── Texto del ejercicio ──
César pensó que Daniela había tropezado cuando la sintió caer. Al darse vuelta, vio la sangre. La historia la contó para La Vida de Nos la poeta y narradora Jacqueline Goldberg, como parte de una serie titulada Eran solo niños y realizada en alianza con Cecodap. En estos textos se asentaron los sucesos que culminaron con la muerte de los seis más chicos asesinados durante esa sangrienta jornada.
Apenas entró en funcionamiento la Asamblea Nacional Constituyente, se anunció la creación de una Ley contra el Odio, que sería el instrumento bajo el cual comenzaría la persecución contra toda forma de opinión que le resultara incómoda al régimen de Nicolás Maduro. Fue el caso de Manuel Alejandro Valero, quien al atardecer del 6 de septiembre, a escasos días de instalada la mencionada asamblea, debió cruzar el puente internacional Simón Bolívar, tras recibir amenazas de que le caería el peso de esa ley, con impensables consecuencias para su vida.
En 2015, luego de haber obtenido su cupo para ingresar a la Escuela de Derecho de la Universidad de Los Andes, en Mérida, Manuel Alejandro entendió que estudiar una carrera le podría tomar ocho años, debido a las continuas huelgas de las universidades por falta de presupuesto, por lo que decidió renunciar a su cupo. Y para ayudar con los gastos de la casa, trabajó en varias tiendas de la ciudad, las cuales debían cerrar por la complicada situación económica que asolaba al país. En 2016 consiguió trabajo en una de las tiendas del teleférico de Mérida.
Como era puntual y responsable, estableció una relación grata con sus jefes, lo cual le hizo pensar que había conseguido la estabilidad económica que tanto anhelaba.
───
── Datos proporcionados ──
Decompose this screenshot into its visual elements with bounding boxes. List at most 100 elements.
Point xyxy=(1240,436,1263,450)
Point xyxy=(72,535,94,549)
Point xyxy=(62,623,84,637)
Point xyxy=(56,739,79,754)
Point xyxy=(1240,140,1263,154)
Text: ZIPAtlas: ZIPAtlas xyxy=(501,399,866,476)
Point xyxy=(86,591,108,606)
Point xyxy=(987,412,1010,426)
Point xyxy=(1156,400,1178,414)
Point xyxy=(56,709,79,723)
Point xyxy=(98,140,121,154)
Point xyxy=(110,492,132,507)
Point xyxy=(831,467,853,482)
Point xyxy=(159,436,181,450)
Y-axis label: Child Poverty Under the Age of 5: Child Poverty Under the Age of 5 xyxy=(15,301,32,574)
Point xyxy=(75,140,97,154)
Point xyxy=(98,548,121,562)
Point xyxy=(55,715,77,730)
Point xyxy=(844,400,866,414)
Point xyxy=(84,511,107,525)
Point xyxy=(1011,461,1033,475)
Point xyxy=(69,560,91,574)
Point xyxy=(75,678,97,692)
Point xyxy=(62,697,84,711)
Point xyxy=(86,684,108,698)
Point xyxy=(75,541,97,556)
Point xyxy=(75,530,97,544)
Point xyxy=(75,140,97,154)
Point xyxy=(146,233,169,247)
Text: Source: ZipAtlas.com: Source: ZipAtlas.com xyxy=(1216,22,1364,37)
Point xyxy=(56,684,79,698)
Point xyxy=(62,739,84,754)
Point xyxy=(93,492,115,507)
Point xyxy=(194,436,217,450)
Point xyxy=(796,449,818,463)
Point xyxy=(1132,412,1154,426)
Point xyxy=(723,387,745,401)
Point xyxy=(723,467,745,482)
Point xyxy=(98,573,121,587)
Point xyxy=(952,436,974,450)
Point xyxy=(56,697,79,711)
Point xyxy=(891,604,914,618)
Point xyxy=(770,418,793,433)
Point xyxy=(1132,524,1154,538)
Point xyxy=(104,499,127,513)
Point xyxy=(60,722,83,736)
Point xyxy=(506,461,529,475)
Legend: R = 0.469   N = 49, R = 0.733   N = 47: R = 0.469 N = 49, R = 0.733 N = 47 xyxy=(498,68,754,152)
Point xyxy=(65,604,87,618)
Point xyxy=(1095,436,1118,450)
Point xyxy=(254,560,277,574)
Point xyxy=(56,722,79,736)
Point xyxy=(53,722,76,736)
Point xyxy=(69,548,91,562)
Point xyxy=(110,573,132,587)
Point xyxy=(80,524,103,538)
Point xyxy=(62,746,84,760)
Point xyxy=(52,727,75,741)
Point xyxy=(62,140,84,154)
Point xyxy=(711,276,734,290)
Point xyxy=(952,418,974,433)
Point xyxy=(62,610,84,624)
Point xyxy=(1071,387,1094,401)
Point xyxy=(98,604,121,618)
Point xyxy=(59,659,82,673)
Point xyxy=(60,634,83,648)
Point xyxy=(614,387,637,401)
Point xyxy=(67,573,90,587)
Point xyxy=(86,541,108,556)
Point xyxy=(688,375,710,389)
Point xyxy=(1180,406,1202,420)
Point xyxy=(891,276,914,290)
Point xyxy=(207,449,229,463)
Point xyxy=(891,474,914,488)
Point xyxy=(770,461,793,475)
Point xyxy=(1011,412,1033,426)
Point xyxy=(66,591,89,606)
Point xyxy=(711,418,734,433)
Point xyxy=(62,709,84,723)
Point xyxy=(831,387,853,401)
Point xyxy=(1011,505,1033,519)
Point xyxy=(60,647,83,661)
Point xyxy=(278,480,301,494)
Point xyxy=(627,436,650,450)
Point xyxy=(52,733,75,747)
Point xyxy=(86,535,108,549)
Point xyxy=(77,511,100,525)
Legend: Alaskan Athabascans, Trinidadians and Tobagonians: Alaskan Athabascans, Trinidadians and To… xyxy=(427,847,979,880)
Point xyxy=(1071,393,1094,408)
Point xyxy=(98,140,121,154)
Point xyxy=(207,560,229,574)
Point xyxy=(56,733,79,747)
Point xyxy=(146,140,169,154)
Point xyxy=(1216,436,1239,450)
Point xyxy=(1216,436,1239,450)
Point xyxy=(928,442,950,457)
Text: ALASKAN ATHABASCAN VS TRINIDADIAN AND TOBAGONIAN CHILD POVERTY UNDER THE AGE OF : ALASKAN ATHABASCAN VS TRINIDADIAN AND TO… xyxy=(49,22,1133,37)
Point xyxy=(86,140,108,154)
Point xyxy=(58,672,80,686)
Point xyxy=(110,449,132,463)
───
Detalles del problema
Según el texto del ejercicio, ¿qué puente cruzó Manuel Alejandro Valero al atardecer del 6 de septiembre?

Solución del ejercicio
El puente internacional Simón Bolívar.